### [Instruction]
Repeat, exactly and completely, the material that follows. Omit the pictures.

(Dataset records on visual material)
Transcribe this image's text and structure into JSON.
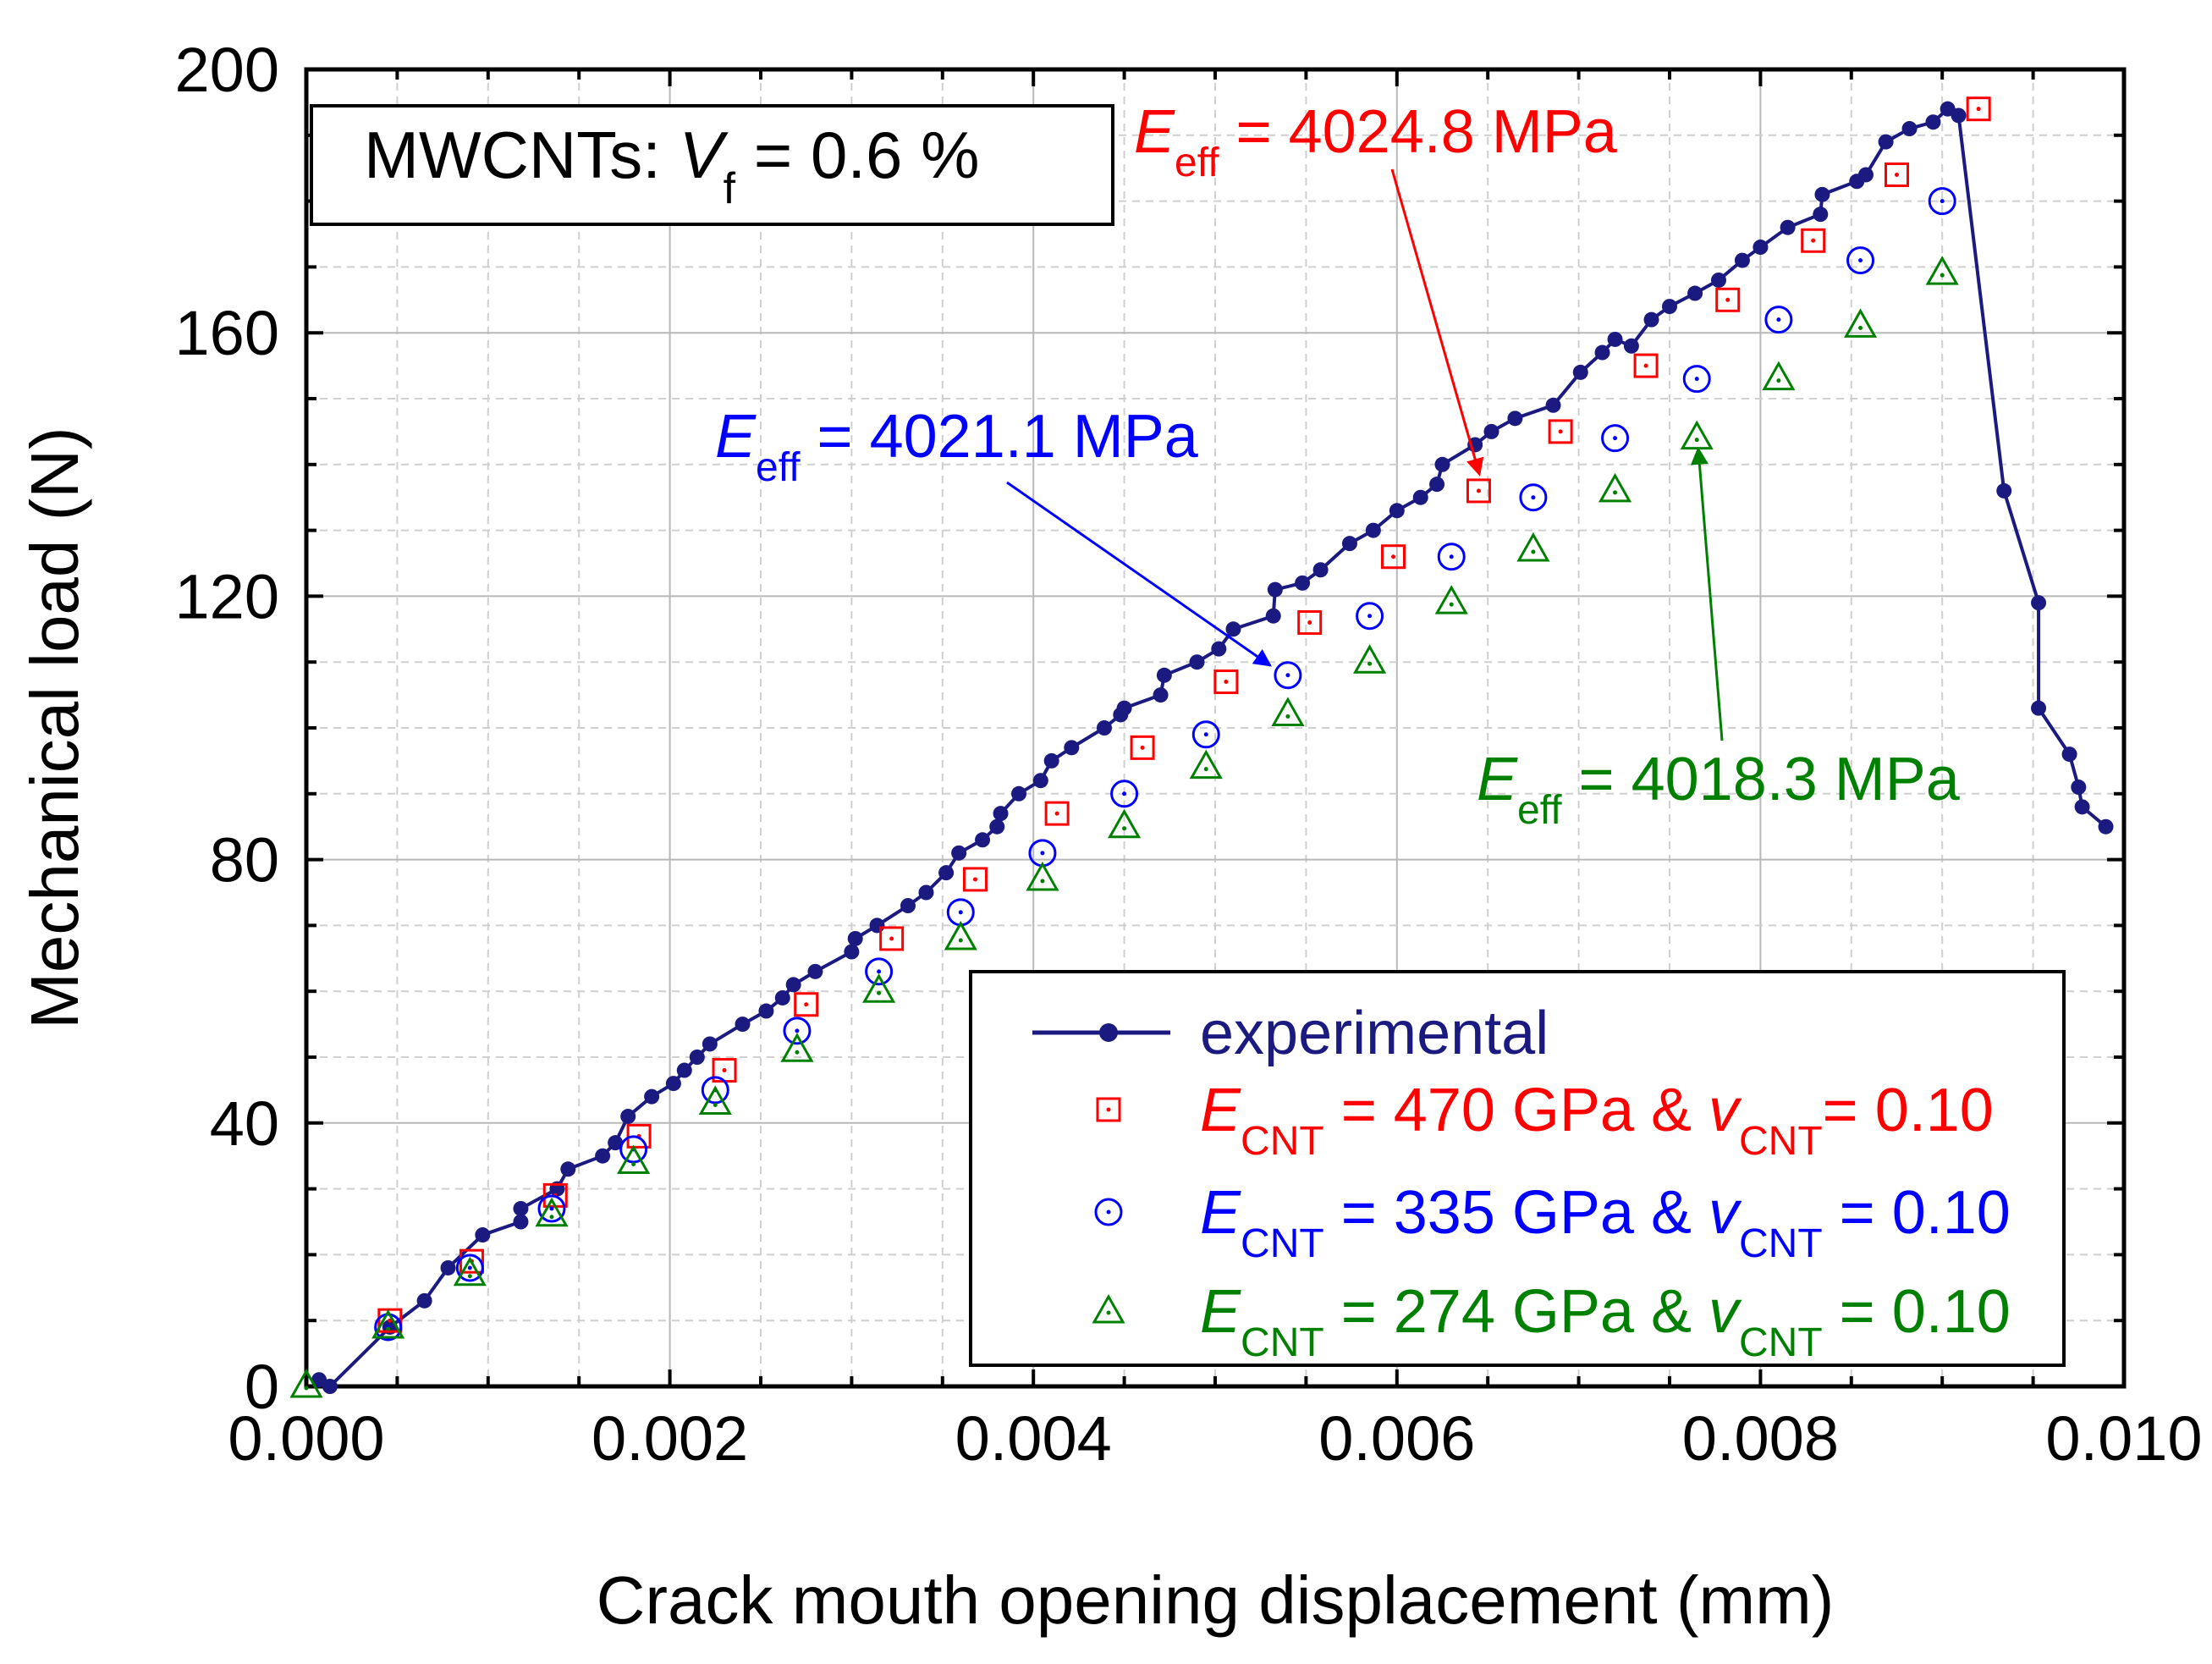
{
  "chart_data": {
    "type": "scatter",
    "xlabel": "Crack mouth opening displacement (mm)",
    "ylabel": "Mechanical load (N)",
    "xlim": [
      0,
      0.01
    ],
    "ylim": [
      0,
      200
    ],
    "grid": true,
    "x_ticks": [
      "0.000",
      "0.002",
      "0.004",
      "0.006",
      "0.008",
      "0.010"
    ],
    "x_tick_values": [
      0,
      0.002,
      0.004,
      0.006,
      0.008,
      0.01
    ],
    "y_ticks": [
      "0",
      "40",
      "80",
      "120",
      "160",
      "200"
    ],
    "y_tick_values": [
      0,
      40,
      80,
      120,
      160,
      200
    ],
    "infobox": {
      "prefix": "MWCNTs: ",
      "symbol": "V",
      "sub": "f",
      "suffix": " = 0.6 %"
    },
    "legend_position": "bottom-right",
    "series": [
      {
        "name": "experimental",
        "style": "line-dot",
        "color": "#1a1a80",
        "points": [
          [
            7e-05,
            1
          ],
          [
            0.00013,
            0
          ],
          [
            0.00046,
            9
          ],
          [
            0.00065,
            13
          ],
          [
            0.00078,
            18
          ],
          [
            0.00097,
            23
          ],
          [
            0.00118,
            25
          ],
          [
            0.00118,
            27
          ],
          [
            0.00138,
            30
          ],
          [
            0.00144,
            33
          ],
          [
            0.00163,
            35
          ],
          [
            0.0017,
            37
          ],
          [
            0.00177,
            41
          ],
          [
            0.0019,
            44
          ],
          [
            0.00202,
            46
          ],
          [
            0.00208,
            48
          ],
          [
            0.00215,
            50
          ],
          [
            0.00222,
            52
          ],
          [
            0.0024,
            55
          ],
          [
            0.00253,
            57
          ],
          [
            0.00262,
            59
          ],
          [
            0.00268,
            61
          ],
          [
            0.0028,
            63
          ],
          [
            0.003,
            66
          ],
          [
            0.00302,
            68
          ],
          [
            0.00314,
            70
          ],
          [
            0.00331,
            73
          ],
          [
            0.00341,
            75
          ],
          [
            0.00352,
            78
          ],
          [
            0.00359,
            81
          ],
          [
            0.00372,
            83
          ],
          [
            0.0038,
            85
          ],
          [
            0.00382,
            87
          ],
          [
            0.00392,
            90
          ],
          [
            0.00404,
            92
          ],
          [
            0.0041,
            95
          ],
          [
            0.00421,
            97
          ],
          [
            0.00439,
            100
          ],
          [
            0.00448,
            102
          ],
          [
            0.0045,
            103
          ],
          [
            0.0047,
            105
          ],
          [
            0.00472,
            108
          ],
          [
            0.0049,
            110
          ],
          [
            0.00502,
            112
          ],
          [
            0.0051,
            115
          ],
          [
            0.00532,
            117
          ],
          [
            0.00533,
            121
          ],
          [
            0.00548,
            122
          ],
          [
            0.00558,
            124
          ],
          [
            0.00574,
            128
          ],
          [
            0.00587,
            130
          ],
          [
            0.006,
            133
          ],
          [
            0.00613,
            135
          ],
          [
            0.00622,
            137
          ],
          [
            0.00625,
            140
          ],
          [
            0.00643,
            143
          ],
          [
            0.00652,
            145
          ],
          [
            0.00665,
            147
          ],
          [
            0.00686,
            149
          ],
          [
            0.00701,
            154
          ],
          [
            0.00713,
            157
          ],
          [
            0.0072,
            159
          ],
          [
            0.00729,
            158
          ],
          [
            0.0074,
            162
          ],
          [
            0.0075,
            164
          ],
          [
            0.00764,
            166
          ],
          [
            0.00777,
            168
          ],
          [
            0.0079,
            171
          ],
          [
            0.008,
            173
          ],
          [
            0.00815,
            176
          ],
          [
            0.00833,
            178
          ],
          [
            0.00834,
            181
          ],
          [
            0.00853,
            183
          ],
          [
            0.00858,
            184
          ],
          [
            0.00869,
            189
          ],
          [
            0.00882,
            191
          ],
          [
            0.00895,
            192
          ],
          [
            0.00903,
            194
          ],
          [
            0.00909,
            193
          ],
          [
            0.00934,
            136
          ],
          [
            0.00953,
            119
          ],
          [
            0.00953,
            103
          ],
          [
            0.0097,
            96
          ],
          [
            0.00975,
            91
          ],
          [
            0.00977,
            88
          ],
          [
            0.0099,
            85
          ]
        ]
      },
      {
        "name_parts": [
          "E",
          "CNT",
          " = 470 GPa & ",
          "v",
          "CNT",
          "= 0.10"
        ],
        "style": "square",
        "color": "#ff0000",
        "points": [
          [
            0.00046,
            10
          ],
          [
            0.00091,
            19
          ],
          [
            0.00137,
            29
          ],
          [
            0.00183,
            38
          ],
          [
            0.0023,
            48
          ],
          [
            0.00275,
            58
          ],
          [
            0.00322,
            68
          ],
          [
            0.00368,
            77
          ],
          [
            0.00413,
            87
          ],
          [
            0.0046,
            97
          ],
          [
            0.00506,
            107
          ],
          [
            0.00552,
            116
          ],
          [
            0.00598,
            126
          ],
          [
            0.00645,
            136
          ],
          [
            0.0069,
            145
          ],
          [
            0.00737,
            155
          ],
          [
            0.00782,
            165
          ],
          [
            0.00829,
            174
          ],
          [
            0.00875,
            184
          ],
          [
            0.0092,
            194
          ]
        ]
      },
      {
        "name_parts": [
          "E",
          "CNT",
          " = 335 GPa & ",
          "v",
          "CNT",
          " = 0.10"
        ],
        "style": "circle",
        "color": "#0000ff",
        "points": [
          [
            0.00045,
            9
          ],
          [
            0.0009,
            18
          ],
          [
            0.00135,
            27
          ],
          [
            0.0018,
            36
          ],
          [
            0.00225,
            45
          ],
          [
            0.0027,
            54
          ],
          [
            0.00315,
            63
          ],
          [
            0.0036,
            72
          ],
          [
            0.00405,
            81
          ],
          [
            0.0045,
            90
          ],
          [
            0.00495,
            99
          ],
          [
            0.0054,
            108
          ],
          [
            0.00585,
            117
          ],
          [
            0.0063,
            126
          ],
          [
            0.00675,
            135
          ],
          [
            0.0072,
            144
          ],
          [
            0.00765,
            153
          ],
          [
            0.0081,
            162
          ],
          [
            0.00855,
            171
          ],
          [
            0.009,
            180
          ]
        ]
      },
      {
        "name_parts": [
          "E",
          "CNT",
          " = 274 GPa & ",
          "v",
          "CNT",
          " = 0.10"
        ],
        "style": "triangle",
        "color": "#008000",
        "points": [
          [
            0.0,
            0
          ],
          [
            0.00045,
            9
          ],
          [
            0.0009,
            17
          ],
          [
            0.00135,
            26
          ],
          [
            0.0018,
            34
          ],
          [
            0.00225,
            43
          ],
          [
            0.0027,
            51
          ],
          [
            0.00315,
            60
          ],
          [
            0.0036,
            68
          ],
          [
            0.00405,
            77
          ],
          [
            0.0045,
            85
          ],
          [
            0.00495,
            94
          ],
          [
            0.0054,
            102
          ],
          [
            0.00585,
            110
          ],
          [
            0.0063,
            119
          ],
          [
            0.00675,
            127
          ],
          [
            0.0072,
            136
          ],
          [
            0.00765,
            144
          ],
          [
            0.0081,
            153
          ],
          [
            0.00855,
            161
          ],
          [
            0.009,
            169
          ]
        ]
      }
    ],
    "annotations": [
      {
        "id": "red",
        "color": "#ff0000",
        "symbol": "E",
        "sub": "eff",
        "text": " = 4024.8 MPa",
        "target": [
          0.00648,
          136
        ]
      },
      {
        "id": "blue",
        "color": "#0000ff",
        "symbol": "E",
        "sub": "eff",
        "text": " = 4021.1 MPa",
        "target": [
          0.00538,
          108
        ]
      },
      {
        "id": "green",
        "color": "#008000",
        "symbol": "E",
        "sub": "eff",
        "text": " = 4018.3 MPa",
        "target": [
          0.00765,
          145
        ]
      }
    ]
  }
}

### [Task result]
Transcribe this image's text and structure into JSON.
{
  "chart_data": {
    "type": "scatter",
    "xlabel": "Crack mouth opening displacement (mm)",
    "ylabel": "Mechanical load (N)",
    "xlim": [
      0,
      0.01
    ],
    "ylim": [
      0,
      200
    ],
    "grid": true,
    "x_ticks": [
      "0.000",
      "0.002",
      "0.004",
      "0.006",
      "0.008",
      "0.010"
    ],
    "x_tick_values": [
      0,
      0.002,
      0.004,
      0.006,
      0.008,
      0.01
    ],
    "y_ticks": [
      "0",
      "40",
      "80",
      "120",
      "160",
      "200"
    ],
    "y_tick_values": [
      0,
      40,
      80,
      120,
      160,
      200
    ],
    "infobox": {
      "prefix": "MWCNTs: ",
      "symbol": "V",
      "sub": "f",
      "suffix": " = 0.6 %"
    },
    "legend_position": "bottom-right",
    "series": [
      {
        "name": "experimental",
        "style": "line-dot",
        "color": "#1a1a80",
        "points": [
          [
            7e-05,
            1
          ],
          [
            0.00013,
            0
          ],
          [
            0.00046,
            9
          ],
          [
            0.00065,
            13
          ],
          [
            0.00078,
            18
          ],
          [
            0.00097,
            23
          ],
          [
            0.00118,
            25
          ],
          [
            0.00118,
            27
          ],
          [
            0.00138,
            30
          ],
          [
            0.00144,
            33
          ],
          [
            0.00163,
            35
          ],
          [
            0.0017,
            37
          ],
          [
            0.00177,
            41
          ],
          [
            0.0019,
            44
          ],
          [
            0.00202,
            46
          ],
          [
            0.00208,
            48
          ],
          [
            0.00215,
            50
          ],
          [
            0.00222,
            52
          ],
          [
            0.0024,
            55
          ],
          [
            0.00253,
            57
          ],
          [
            0.00262,
            59
          ],
          [
            0.00268,
            61
          ],
          [
            0.0028,
            63
          ],
          [
            0.003,
            66
          ],
          [
            0.00302,
            68
          ],
          [
            0.00314,
            70
          ],
          [
            0.00331,
            73
          ],
          [
            0.00341,
            75
          ],
          [
            0.00352,
            78
          ],
          [
            0.00359,
            81
          ],
          [
            0.00372,
            83
          ],
          [
            0.0038,
            85
          ],
          [
            0.00382,
            87
          ],
          [
            0.00392,
            90
          ],
          [
            0.00404,
            92
          ],
          [
            0.0041,
            95
          ],
          [
            0.00421,
            97
          ],
          [
            0.00439,
            100
          ],
          [
            0.00448,
            102
          ],
          [
            0.0045,
            103
          ],
          [
            0.0047,
            105
          ],
          [
            0.00472,
            108
          ],
          [
            0.0049,
            110
          ],
          [
            0.00502,
            112
          ],
          [
            0.0051,
            115
          ],
          [
            0.00532,
            117
          ],
          [
            0.00533,
            121
          ],
          [
            0.00548,
            122
          ],
          [
            0.00558,
            124
          ],
          [
            0.00574,
            128
          ],
          [
            0.00587,
            130
          ],
          [
            0.006,
            133
          ],
          [
            0.00613,
            135
          ],
          [
            0.00622,
            137
          ],
          [
            0.00625,
            140
          ],
          [
            0.00643,
            143
          ],
          [
            0.00652,
            145
          ],
          [
            0.00665,
            147
          ],
          [
            0.00686,
            149
          ],
          [
            0.00701,
            154
          ],
          [
            0.00713,
            157
          ],
          [
            0.0072,
            159
          ],
          [
            0.00729,
            158
          ],
          [
            0.0074,
            162
          ],
          [
            0.0075,
            164
          ],
          [
            0.00764,
            166
          ],
          [
            0.00777,
            168
          ],
          [
            0.0079,
            171
          ],
          [
            0.008,
            173
          ],
          [
            0.00815,
            176
          ],
          [
            0.00833,
            178
          ],
          [
            0.00834,
            181
          ],
          [
            0.00853,
            183
          ],
          [
            0.00858,
            184
          ],
          [
            0.00869,
            189
          ],
          [
            0.00882,
            191
          ],
          [
            0.00895,
            192
          ],
          [
            0.00903,
            194
          ],
          [
            0.00909,
            193
          ],
          [
            0.00934,
            136
          ],
          [
            0.00953,
            119
          ],
          [
            0.00953,
            103
          ],
          [
            0.0097,
            96
          ],
          [
            0.00975,
            91
          ],
          [
            0.00977,
            88
          ],
          [
            0.0099,
            85
          ]
        ]
      },
      {
        "name_parts": [
          "E",
          "CNT",
          " = 470 GPa & ",
          "v",
          "CNT",
          "= 0.10"
        ],
        "style": "square",
        "color": "#ff0000",
        "points": [
          [
            0.00046,
            10
          ],
          [
            0.00091,
            19
          ],
          [
            0.00137,
            29
          ],
          [
            0.00183,
            38
          ],
          [
            0.0023,
            48
          ],
          [
            0.00275,
            58
          ],
          [
            0.00322,
            68
          ],
          [
            0.00368,
            77
          ],
          [
            0.00413,
            87
          ],
          [
            0.0046,
            97
          ],
          [
            0.00506,
            107
          ],
          [
            0.00552,
            116
          ],
          [
            0.00598,
            126
          ],
          [
            0.00645,
            136
          ],
          [
            0.0069,
            145
          ],
          [
            0.00737,
            155
          ],
          [
            0.00782,
            165
          ],
          [
            0.00829,
            174
          ],
          [
            0.00875,
            184
          ],
          [
            0.0092,
            194
          ]
        ]
      },
      {
        "name_parts": [
          "E",
          "CNT",
          " = 335 GPa & ",
          "v",
          "CNT",
          " = 0.10"
        ],
        "style": "circle",
        "color": "#0000ff",
        "points": [
          [
            0.00045,
            9
          ],
          [
            0.0009,
            18
          ],
          [
            0.00135,
            27
          ],
          [
            0.0018,
            36
          ],
          [
            0.00225,
            45
          ],
          [
            0.0027,
            54
          ],
          [
            0.00315,
            63
          ],
          [
            0.0036,
            72
          ],
          [
            0.00405,
            81
          ],
          [
            0.0045,
            90
          ],
          [
            0.00495,
            99
          ],
          [
            0.0054,
            108
          ],
          [
            0.00585,
            117
          ],
          [
            0.0063,
            126
          ],
          [
            0.00675,
            135
          ],
          [
            0.0072,
            144
          ],
          [
            0.00765,
            153
          ],
          [
            0.0081,
            162
          ],
          [
            0.00855,
            171
          ],
          [
            0.009,
            180
          ]
        ]
      },
      {
        "name_parts": [
          "E",
          "CNT",
          " = 274 GPa & ",
          "v",
          "CNT",
          " = 0.10"
        ],
        "style": "triangle",
        "color": "#008000",
        "points": [
          [
            0.0,
            0
          ],
          [
            0.00045,
            9
          ],
          [
            0.0009,
            17
          ],
          [
            0.00135,
            26
          ],
          [
            0.0018,
            34
          ],
          [
            0.00225,
            43
          ],
          [
            0.0027,
            51
          ],
          [
            0.00315,
            60
          ],
          [
            0.0036,
            68
          ],
          [
            0.00405,
            77
          ],
          [
            0.0045,
            85
          ],
          [
            0.00495,
            94
          ],
          [
            0.0054,
            102
          ],
          [
            0.00585,
            110
          ],
          [
            0.0063,
            119
          ],
          [
            0.00675,
            127
          ],
          [
            0.0072,
            136
          ],
          [
            0.00765,
            144
          ],
          [
            0.0081,
            153
          ],
          [
            0.00855,
            161
          ],
          [
            0.009,
            169
          ]
        ]
      }
    ],
    "annotations": [
      {
        "id": "red",
        "color": "#ff0000",
        "symbol": "E",
        "sub": "eff",
        "text": " = 4024.8 MPa",
        "target": [
          0.00648,
          136
        ]
      },
      {
        "id": "blue",
        "color": "#0000ff",
        "symbol": "E",
        "sub": "eff",
        "text": " = 4021.1 MPa",
        "target": [
          0.00538,
          108
        ]
      },
      {
        "id": "green",
        "color": "#008000",
        "symbol": "E",
        "sub": "eff",
        "text": " = 4018.3 MPa",
        "target": [
          0.00765,
          145
        ]
      }
    ]
  }
}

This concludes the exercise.